▶ _Task_: Copy out the items word for word, beginning at the very first line and ending with the line that contains "x-tick-label: 10 [404, 812, 424, 832]", both included.

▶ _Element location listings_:
────────
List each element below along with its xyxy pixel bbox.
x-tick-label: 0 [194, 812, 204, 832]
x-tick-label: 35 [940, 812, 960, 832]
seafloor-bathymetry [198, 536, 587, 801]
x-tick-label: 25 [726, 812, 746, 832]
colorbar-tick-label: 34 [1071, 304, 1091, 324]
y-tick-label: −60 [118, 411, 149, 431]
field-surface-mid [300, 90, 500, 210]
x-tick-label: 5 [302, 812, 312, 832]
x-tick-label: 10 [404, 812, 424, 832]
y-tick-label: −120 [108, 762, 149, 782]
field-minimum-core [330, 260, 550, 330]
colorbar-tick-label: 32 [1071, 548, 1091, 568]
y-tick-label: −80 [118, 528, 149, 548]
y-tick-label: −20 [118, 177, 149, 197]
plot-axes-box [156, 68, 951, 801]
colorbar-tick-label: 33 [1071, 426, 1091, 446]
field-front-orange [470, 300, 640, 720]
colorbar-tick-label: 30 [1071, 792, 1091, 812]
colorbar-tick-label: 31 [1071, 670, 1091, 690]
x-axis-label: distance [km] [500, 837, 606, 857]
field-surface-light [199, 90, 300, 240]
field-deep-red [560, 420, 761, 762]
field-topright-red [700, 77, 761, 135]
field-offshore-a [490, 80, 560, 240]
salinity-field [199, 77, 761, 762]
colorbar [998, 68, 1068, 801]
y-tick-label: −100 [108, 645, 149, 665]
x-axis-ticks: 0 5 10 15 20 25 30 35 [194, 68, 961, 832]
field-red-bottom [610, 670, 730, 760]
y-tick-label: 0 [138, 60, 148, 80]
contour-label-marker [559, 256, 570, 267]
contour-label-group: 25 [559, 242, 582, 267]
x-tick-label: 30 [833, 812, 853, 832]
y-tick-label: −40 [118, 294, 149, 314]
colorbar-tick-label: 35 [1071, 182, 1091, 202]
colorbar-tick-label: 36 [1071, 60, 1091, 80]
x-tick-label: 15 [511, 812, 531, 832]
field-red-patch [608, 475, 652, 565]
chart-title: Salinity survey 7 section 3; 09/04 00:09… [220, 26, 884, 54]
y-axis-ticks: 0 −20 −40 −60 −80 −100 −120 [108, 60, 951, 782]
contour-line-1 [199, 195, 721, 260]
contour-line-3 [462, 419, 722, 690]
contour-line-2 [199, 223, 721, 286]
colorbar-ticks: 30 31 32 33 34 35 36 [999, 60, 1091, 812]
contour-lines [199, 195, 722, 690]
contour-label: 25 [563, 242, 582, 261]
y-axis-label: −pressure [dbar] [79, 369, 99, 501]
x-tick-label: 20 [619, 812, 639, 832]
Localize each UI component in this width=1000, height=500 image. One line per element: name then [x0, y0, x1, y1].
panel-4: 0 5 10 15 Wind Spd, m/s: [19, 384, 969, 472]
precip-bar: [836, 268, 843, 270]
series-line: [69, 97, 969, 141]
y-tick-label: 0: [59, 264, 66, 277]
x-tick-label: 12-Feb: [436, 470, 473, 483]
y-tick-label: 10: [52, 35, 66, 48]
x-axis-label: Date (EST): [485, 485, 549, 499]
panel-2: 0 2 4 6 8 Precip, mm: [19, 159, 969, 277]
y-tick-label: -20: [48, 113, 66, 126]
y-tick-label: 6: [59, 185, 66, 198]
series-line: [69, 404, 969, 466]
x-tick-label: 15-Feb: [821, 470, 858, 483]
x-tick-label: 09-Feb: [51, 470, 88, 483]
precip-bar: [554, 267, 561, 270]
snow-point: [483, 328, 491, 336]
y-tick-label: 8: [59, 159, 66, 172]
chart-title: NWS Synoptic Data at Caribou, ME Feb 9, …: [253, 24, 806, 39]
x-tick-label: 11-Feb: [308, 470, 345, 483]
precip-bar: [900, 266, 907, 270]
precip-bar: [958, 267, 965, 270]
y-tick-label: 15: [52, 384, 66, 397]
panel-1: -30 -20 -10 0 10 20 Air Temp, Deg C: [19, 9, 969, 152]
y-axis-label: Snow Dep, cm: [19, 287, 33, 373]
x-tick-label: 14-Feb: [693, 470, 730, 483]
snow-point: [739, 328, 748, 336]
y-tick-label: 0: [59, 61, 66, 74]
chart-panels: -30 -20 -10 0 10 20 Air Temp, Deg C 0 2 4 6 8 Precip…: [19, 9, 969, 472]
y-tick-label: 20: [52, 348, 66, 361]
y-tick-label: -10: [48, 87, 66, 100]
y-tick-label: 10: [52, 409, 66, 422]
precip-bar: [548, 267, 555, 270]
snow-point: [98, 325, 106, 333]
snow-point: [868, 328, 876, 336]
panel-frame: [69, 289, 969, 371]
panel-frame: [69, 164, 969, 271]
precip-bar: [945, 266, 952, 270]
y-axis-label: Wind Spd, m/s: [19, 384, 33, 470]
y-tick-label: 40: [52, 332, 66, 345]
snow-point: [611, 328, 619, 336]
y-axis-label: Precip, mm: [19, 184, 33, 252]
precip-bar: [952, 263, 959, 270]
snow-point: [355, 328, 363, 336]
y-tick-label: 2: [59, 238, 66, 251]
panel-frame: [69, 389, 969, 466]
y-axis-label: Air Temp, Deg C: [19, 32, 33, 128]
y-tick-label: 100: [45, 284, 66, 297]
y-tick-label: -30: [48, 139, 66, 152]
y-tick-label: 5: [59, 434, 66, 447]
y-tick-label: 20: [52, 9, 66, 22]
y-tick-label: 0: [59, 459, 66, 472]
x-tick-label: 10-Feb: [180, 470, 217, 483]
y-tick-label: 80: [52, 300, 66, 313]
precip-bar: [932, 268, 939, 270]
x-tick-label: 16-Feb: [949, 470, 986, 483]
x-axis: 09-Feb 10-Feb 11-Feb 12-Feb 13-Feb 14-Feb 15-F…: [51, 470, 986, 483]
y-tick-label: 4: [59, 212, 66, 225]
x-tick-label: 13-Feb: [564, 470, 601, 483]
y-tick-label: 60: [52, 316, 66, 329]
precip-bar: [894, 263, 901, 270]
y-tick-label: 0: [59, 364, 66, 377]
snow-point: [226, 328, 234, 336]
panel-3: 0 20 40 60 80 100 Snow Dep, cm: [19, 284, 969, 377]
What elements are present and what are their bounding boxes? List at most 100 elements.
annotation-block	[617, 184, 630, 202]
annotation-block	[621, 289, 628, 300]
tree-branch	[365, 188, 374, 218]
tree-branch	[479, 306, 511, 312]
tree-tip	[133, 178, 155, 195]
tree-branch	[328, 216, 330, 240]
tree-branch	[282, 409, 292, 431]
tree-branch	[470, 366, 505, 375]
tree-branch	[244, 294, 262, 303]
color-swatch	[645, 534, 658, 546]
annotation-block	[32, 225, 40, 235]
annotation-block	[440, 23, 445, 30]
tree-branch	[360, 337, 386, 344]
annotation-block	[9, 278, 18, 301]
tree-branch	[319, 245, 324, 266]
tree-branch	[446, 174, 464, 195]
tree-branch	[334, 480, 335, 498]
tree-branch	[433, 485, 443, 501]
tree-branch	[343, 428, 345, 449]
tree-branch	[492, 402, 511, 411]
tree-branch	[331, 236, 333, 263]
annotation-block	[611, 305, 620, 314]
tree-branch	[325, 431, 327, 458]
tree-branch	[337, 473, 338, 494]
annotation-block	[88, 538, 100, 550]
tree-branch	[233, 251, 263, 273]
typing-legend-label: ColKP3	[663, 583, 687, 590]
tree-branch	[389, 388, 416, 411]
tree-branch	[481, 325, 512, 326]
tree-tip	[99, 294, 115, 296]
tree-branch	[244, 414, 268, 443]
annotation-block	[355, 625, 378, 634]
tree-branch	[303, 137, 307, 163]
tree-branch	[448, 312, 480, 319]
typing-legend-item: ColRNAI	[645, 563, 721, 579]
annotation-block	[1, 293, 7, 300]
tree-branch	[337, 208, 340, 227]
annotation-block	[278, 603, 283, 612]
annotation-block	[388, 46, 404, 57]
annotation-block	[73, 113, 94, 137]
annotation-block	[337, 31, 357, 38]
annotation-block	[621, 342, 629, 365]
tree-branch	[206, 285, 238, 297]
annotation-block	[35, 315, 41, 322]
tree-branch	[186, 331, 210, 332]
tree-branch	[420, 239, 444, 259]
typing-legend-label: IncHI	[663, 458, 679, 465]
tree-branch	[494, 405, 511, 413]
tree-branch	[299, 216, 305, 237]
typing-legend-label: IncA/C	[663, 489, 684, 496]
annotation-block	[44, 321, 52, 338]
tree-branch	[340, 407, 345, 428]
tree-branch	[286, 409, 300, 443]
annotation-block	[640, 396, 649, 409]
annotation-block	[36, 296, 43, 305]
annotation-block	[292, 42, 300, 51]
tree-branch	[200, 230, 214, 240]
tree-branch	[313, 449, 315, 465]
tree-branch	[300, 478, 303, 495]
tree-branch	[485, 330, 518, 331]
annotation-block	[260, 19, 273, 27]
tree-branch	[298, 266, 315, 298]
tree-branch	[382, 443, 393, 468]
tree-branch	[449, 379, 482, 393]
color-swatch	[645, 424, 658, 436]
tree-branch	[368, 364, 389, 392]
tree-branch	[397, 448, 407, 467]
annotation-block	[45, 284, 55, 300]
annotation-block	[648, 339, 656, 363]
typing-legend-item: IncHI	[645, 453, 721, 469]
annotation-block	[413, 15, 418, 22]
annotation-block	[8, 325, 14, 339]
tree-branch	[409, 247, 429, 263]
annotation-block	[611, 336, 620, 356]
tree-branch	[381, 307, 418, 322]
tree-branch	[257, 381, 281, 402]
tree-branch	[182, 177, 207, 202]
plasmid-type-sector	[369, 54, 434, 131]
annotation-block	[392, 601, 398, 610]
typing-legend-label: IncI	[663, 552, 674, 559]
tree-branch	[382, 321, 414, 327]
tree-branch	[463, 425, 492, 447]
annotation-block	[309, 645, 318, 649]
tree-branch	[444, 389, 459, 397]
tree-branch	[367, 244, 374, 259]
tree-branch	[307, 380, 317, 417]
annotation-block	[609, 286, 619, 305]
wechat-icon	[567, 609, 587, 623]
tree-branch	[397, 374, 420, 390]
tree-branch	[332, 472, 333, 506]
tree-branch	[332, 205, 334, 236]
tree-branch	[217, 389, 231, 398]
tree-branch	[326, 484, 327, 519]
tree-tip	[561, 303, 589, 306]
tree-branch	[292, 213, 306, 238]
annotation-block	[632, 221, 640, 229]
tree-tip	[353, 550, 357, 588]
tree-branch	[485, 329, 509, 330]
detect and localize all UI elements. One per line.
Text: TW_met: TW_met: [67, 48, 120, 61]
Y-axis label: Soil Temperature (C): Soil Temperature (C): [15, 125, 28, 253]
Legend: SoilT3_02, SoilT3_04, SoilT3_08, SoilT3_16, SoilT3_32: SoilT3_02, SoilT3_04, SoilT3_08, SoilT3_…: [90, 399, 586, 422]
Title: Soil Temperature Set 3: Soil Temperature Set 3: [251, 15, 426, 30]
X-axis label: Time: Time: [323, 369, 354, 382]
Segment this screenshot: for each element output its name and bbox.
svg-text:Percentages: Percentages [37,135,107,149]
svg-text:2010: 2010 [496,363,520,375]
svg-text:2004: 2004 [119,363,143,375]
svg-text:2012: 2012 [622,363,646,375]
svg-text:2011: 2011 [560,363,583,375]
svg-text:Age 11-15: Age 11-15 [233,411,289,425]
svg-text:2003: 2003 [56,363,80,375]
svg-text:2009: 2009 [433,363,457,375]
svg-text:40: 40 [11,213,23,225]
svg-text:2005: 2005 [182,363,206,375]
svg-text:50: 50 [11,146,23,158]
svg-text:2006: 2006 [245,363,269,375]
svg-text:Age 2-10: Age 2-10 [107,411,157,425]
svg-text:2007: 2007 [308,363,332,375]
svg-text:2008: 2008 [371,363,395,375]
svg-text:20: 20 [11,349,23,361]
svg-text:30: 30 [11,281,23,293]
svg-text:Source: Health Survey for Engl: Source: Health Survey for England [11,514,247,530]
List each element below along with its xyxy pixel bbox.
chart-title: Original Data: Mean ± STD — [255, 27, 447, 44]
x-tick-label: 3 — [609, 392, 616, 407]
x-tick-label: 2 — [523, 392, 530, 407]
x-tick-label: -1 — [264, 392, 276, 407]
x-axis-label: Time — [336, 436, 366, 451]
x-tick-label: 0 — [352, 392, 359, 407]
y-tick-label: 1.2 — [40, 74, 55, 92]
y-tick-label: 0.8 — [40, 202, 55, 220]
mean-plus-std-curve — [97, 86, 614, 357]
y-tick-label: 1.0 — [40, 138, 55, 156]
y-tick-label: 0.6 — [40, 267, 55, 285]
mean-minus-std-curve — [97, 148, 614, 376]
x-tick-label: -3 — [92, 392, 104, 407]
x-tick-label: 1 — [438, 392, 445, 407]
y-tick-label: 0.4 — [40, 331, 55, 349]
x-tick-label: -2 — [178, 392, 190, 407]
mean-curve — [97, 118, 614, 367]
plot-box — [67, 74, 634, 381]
────────
▶ _Solution to the problem_:
List each element below along with its xyxy pixel bbox.
x-tick-label: 0 [194, 812, 204, 832]
x-tick-label: 35 [940, 812, 960, 832]
seafloor-bathymetry [198, 536, 587, 801]
x-tick-label: 25 [726, 812, 746, 832]
colorbar-tick-label: 34 [1071, 304, 1091, 324]
y-tick-label: −60 [118, 411, 149, 431]
field-surface-mid [300, 90, 500, 210]
x-tick-label: 5 [302, 812, 312, 832]
x-tick-label: 10 [404, 812, 424, 832]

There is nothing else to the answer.